+++ TEXTO DE LA PÁGINA
Jim Sharman: The Rocky Horror Picture Show (1975)

En el que removemos la causa mas no el síntoma.

El buen novelista e imbatible cronista Javier Cercas plantea una interesante afirmación discursiva en El impostor, su última obra, la cual data de noviembre de 2014 y recomiendo abiertamente. En la segunda parte de esta obra Cercas introduce lo que dará a conocer como el chantaje del testigo. Este sencillo y práctico concepto señala que hay individuos que se creen poseedores de la verdad de un acontecimiento por haberlo vivido. El investigador cacereño sostiene que esto, si bien puede ser fuente de credibilidad, suele obligar a estos “testigos” a tomar posturas irreconciliables porque asumen que de dicho evento específico sólo pueden hablar sus participantes bajo el pretexto de que todos los demás están viciados por fuentes de segunda mano. Esta polémica atemporal, aunque inasible, recuerda uno de los problemas más graves de nuestra sociedad: la inquietud humana por poseer experiencias.

Ahora, ¿qué tiene que ver lo anterior con la Semana del horror de Filmigrana, espacio para la diversión visceral (en cuanto a vísceras)? Simplemente es mi excusa para expresar mi entusiasmo por mi leve pero satisfactoria presencia en uno de los rituales cinematográficos más populares de los últimos cuarenta años. Con más años encima que Star Wars, The Rocky Horror Picture Show (TRHPS) impuso un nuevo hito en el cine de culto que indiscutiblemente es un punto cardinal de referencia para el cine B. Su subrepticio impacto cultural se comprueba, como señalaré a continuación, en el catártico éxtasis que padecen la gran mayoría de sus espectadores-súbditos.

Por cuestiones obtusas de la vida me encuentro en un remoto pueblo norteamericano que, al igual que toda la región, vive por estos días la fiebre octubrina de consumir desaforadamente productos derivados de calabazas y decorar sus casas de negro y naranja. Como es tradición, en esta temporada algunos individuos aprovechan el pretexto del disfraz para manifestar públicamente facetas de su personalidad que en otros momentos del año son inapropiadas[1]. Las fiestas de disfraces son frecuentes y en varias oportunidades esto confluye con proyecciones fílmicas. Tal fue el caso del teatro local de mi pueblo, el cual convocó a los fanáticos de TRHPS para celebrar el tetragésimo aniversario del filme con una proyección nocturna en su lata y formato original de 35 milímetros y subastar un afiche conmemorativo firmado por Jim Sharman, su director. Decidí asistir no sólo porque es un musical que me encanta en stricto sensu sino porque he leído lo suficiente sobre dicho espectáculo para no pasarlo por alto. Las recompensas son dignas de relatar pero antes es menester recordar la premisa narrativa de este distinto juego de mandíbulas[2].
++++++
+++ DATOS PROPORCIONADOS
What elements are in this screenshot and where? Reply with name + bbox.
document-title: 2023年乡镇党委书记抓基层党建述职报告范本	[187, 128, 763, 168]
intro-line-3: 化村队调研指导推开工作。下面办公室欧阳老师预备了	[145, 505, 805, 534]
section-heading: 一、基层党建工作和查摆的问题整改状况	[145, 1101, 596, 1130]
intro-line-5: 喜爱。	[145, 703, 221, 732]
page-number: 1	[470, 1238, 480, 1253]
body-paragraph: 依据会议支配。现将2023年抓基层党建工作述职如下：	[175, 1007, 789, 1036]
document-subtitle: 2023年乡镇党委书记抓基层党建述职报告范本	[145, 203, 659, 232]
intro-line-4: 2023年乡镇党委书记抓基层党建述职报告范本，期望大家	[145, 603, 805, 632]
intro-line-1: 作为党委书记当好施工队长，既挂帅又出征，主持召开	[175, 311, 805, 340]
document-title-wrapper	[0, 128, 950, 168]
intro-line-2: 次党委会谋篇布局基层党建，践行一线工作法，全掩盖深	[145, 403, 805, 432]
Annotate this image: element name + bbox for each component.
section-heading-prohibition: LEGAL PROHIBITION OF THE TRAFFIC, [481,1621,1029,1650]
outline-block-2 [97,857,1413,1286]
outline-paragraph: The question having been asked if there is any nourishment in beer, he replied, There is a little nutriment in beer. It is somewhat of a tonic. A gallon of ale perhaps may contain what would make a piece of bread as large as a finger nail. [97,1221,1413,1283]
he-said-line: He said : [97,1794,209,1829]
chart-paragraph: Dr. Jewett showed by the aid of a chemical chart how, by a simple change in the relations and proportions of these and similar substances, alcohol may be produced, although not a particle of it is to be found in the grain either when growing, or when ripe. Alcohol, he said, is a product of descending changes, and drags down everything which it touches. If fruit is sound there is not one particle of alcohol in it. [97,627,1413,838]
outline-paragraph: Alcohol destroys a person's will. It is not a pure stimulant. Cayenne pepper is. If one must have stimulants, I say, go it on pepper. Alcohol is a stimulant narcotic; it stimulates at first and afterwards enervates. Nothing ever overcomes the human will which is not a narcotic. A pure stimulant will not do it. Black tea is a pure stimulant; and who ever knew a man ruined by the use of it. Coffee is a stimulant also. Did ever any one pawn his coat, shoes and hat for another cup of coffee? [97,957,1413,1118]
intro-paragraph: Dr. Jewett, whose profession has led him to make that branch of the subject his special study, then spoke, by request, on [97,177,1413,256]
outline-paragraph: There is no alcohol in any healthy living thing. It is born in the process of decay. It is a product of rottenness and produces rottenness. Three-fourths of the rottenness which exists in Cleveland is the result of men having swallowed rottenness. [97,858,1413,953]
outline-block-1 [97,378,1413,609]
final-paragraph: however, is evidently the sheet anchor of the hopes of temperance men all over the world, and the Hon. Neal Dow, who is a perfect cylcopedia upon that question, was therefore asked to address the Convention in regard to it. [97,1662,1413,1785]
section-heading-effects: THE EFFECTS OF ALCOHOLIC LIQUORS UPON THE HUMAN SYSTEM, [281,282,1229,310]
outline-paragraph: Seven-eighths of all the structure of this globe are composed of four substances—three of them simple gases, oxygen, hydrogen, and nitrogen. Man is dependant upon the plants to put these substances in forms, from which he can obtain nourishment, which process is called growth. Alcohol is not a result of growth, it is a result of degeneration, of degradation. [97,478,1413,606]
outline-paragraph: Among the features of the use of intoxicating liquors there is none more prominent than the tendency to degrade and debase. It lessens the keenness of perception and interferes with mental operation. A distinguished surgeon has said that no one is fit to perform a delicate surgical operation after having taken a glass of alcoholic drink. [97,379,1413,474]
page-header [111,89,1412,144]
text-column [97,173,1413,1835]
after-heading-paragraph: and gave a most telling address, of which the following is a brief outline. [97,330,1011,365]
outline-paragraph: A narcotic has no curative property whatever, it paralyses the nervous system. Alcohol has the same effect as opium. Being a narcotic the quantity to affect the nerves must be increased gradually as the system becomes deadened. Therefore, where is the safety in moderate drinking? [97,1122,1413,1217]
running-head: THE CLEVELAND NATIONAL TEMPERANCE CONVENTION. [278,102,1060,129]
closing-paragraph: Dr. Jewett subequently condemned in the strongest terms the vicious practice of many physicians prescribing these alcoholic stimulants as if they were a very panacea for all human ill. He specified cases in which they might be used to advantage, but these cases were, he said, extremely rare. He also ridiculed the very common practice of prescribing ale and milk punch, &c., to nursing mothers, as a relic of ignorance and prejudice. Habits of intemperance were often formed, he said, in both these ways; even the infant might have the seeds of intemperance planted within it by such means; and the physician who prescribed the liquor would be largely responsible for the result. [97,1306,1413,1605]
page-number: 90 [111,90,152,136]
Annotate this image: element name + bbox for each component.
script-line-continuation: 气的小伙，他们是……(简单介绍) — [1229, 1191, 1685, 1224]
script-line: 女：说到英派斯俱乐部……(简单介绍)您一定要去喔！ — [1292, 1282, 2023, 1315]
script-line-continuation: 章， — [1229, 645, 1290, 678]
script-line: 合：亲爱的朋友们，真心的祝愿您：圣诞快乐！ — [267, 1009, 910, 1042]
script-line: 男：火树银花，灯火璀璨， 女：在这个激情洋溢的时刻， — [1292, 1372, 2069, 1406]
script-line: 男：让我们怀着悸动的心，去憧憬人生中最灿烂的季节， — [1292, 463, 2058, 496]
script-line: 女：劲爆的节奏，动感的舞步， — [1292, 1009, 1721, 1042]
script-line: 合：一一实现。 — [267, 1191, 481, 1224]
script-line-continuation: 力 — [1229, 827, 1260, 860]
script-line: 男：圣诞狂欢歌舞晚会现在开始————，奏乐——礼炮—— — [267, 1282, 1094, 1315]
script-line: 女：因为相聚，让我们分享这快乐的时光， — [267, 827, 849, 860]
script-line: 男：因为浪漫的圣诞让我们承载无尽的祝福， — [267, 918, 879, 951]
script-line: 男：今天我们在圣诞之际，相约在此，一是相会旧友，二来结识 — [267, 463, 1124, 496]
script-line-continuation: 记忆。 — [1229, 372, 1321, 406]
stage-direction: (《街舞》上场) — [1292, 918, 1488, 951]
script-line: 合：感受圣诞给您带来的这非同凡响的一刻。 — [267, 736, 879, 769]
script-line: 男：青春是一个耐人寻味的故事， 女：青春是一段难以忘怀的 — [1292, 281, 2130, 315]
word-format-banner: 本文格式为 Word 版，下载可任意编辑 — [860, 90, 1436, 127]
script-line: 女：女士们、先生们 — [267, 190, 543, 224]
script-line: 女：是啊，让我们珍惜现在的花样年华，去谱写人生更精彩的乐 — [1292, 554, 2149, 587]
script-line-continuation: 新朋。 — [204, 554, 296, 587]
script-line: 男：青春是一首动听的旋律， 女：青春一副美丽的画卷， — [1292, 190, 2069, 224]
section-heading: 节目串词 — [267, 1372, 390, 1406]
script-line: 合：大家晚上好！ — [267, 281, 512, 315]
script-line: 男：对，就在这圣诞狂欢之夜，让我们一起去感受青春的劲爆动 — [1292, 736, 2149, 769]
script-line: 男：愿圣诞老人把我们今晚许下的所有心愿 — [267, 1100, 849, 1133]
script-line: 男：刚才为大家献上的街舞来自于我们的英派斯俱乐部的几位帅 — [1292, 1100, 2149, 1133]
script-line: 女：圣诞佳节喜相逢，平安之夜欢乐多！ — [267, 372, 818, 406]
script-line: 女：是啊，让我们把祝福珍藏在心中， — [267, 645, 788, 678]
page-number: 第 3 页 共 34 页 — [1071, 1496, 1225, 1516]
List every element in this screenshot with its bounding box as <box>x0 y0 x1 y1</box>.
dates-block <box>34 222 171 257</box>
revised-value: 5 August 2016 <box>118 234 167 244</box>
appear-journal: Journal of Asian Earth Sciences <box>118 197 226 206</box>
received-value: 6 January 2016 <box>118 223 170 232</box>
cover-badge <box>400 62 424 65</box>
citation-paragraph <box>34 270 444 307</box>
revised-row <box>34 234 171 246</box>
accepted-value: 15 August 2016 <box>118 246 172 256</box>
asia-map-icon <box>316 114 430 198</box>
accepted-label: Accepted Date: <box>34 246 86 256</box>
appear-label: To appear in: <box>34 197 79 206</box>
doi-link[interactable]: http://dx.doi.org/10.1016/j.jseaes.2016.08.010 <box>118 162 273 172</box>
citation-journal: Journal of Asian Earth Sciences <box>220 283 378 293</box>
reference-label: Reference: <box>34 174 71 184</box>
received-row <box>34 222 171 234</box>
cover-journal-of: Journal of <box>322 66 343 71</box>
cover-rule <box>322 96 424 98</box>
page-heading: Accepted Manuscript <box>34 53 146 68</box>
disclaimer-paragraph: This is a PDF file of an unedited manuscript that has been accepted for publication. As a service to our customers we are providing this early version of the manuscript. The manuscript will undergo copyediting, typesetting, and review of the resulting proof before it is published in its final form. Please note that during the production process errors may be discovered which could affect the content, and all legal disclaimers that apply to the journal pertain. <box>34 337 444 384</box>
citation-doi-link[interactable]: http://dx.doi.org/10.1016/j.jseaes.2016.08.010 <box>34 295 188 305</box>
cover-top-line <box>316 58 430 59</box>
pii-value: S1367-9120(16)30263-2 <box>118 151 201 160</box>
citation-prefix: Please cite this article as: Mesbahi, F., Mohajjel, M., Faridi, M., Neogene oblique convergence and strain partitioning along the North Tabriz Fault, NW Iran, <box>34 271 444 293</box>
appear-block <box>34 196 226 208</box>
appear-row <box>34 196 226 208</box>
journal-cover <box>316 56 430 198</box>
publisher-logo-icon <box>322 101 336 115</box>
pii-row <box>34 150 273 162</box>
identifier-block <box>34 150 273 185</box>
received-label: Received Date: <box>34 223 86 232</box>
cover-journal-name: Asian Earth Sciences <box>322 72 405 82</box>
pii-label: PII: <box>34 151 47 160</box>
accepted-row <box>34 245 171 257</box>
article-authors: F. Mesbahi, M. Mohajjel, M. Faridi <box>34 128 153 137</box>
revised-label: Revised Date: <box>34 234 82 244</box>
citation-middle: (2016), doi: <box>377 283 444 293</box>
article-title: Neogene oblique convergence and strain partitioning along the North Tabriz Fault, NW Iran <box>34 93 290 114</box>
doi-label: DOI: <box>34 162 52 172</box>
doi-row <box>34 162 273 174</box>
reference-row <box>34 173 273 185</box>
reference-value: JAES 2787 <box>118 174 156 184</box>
++++++
Escribe la continuación del texto sobre The Rocky Horror Picture Show a partir de su última oración.

- _RESULTADO DEL EJERCICIO_
TRHPS es el resultado de los delirios libertinos del británico Richard “Riff Raff” O’Brien, dramaturgo y actor educado bajo la influencia del teatro reaccionario de los sesenta derivado de la cultura hippie, tal vez la subcultura más explotada de dicha década. En dicha época la dramática inglesa buscaba hermanarse con los hallazgos de su contraparte norteamericana: por un lado Hair contaminó al globo terráqueo de la era de Acuario e impactó decisivamente a O’Brien (quien participó en su montaje inglés como un actor de reparto); por otro, Andrew Lloyd Weber, Tim Rice y el mismo Sharman masificaron dichos ideales con sus Jesus Christ Superstar y Joseph and the Amazing Technicolor Dreamcoat para desacralizar los musicales europeos de una vez por todas. Esta emancipación permitió que O’Brien trabajara junto con sus ídolos y en 1973, sin tapujo alguno, les presentó su primer libreto: The Rocky Horror Show. Este pastiche de historietas cómicas, transexuales y gore fue un deleitoso riesgo tomado y premiado con un inesperado éxito en taquilla. Tan sólo un año después O’Brien y Sharman filmaron su versión cinematográfica para difundir el nuevo testamento del terror a mayor escala. Esta fue estrenada en 1975 y, aunque algunas restricciones emplomaron su propagación, el daño ya estaba hecho.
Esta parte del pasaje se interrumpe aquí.